Source data

## begin

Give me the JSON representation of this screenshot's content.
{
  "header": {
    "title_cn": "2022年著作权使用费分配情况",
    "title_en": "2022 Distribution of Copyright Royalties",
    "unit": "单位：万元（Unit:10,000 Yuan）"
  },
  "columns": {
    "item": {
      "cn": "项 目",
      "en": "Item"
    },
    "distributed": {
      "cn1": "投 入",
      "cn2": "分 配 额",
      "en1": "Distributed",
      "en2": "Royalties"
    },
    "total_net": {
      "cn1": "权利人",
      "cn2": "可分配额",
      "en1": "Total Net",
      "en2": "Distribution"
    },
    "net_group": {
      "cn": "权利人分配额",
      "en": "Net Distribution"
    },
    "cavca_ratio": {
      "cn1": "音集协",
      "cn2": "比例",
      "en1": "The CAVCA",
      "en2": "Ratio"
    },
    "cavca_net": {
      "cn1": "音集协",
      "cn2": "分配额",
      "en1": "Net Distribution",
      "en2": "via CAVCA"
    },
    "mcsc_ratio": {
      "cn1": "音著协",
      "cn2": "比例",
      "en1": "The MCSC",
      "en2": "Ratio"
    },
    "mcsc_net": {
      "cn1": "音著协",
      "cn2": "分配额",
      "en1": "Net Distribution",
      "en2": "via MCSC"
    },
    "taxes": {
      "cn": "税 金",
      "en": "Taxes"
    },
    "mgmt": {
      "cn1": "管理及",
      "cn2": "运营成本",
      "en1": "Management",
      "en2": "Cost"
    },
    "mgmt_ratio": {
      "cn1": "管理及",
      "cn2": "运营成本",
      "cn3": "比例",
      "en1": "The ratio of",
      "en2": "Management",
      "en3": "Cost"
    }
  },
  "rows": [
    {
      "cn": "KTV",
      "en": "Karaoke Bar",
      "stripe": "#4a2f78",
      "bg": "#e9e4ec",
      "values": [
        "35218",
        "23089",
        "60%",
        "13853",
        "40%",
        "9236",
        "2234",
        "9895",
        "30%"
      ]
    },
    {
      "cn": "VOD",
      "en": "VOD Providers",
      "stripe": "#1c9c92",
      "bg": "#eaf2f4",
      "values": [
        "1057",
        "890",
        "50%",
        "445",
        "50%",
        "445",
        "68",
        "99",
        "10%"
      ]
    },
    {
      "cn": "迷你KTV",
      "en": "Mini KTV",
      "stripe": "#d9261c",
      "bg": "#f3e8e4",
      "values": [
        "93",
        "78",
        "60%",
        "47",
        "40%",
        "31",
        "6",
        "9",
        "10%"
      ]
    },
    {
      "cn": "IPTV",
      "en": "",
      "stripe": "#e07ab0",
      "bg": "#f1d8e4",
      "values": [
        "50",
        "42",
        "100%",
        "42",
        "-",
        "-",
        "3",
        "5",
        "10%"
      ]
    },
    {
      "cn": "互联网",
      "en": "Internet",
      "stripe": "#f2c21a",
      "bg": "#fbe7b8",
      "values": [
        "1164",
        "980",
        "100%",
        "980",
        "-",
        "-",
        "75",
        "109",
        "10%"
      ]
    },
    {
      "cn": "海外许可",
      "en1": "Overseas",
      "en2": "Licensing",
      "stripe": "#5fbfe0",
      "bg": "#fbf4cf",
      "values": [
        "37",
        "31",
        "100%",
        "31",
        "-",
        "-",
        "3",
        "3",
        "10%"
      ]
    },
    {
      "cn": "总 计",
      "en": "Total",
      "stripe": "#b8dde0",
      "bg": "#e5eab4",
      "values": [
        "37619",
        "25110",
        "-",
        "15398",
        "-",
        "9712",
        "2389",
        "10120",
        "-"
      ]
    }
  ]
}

## end

### PROBLEM TO WORK ON
Search the preceding listing for the word "Distribution" and pull out every line that holds it.

### TASK OUTPUT
    "title_en": "2022 Distribution of Copyright Royalties",
      "en2": "Distribution"
      "en": "Net Distribution"
      "en1": "Net Distribution",
      "en1": "Net Distribution",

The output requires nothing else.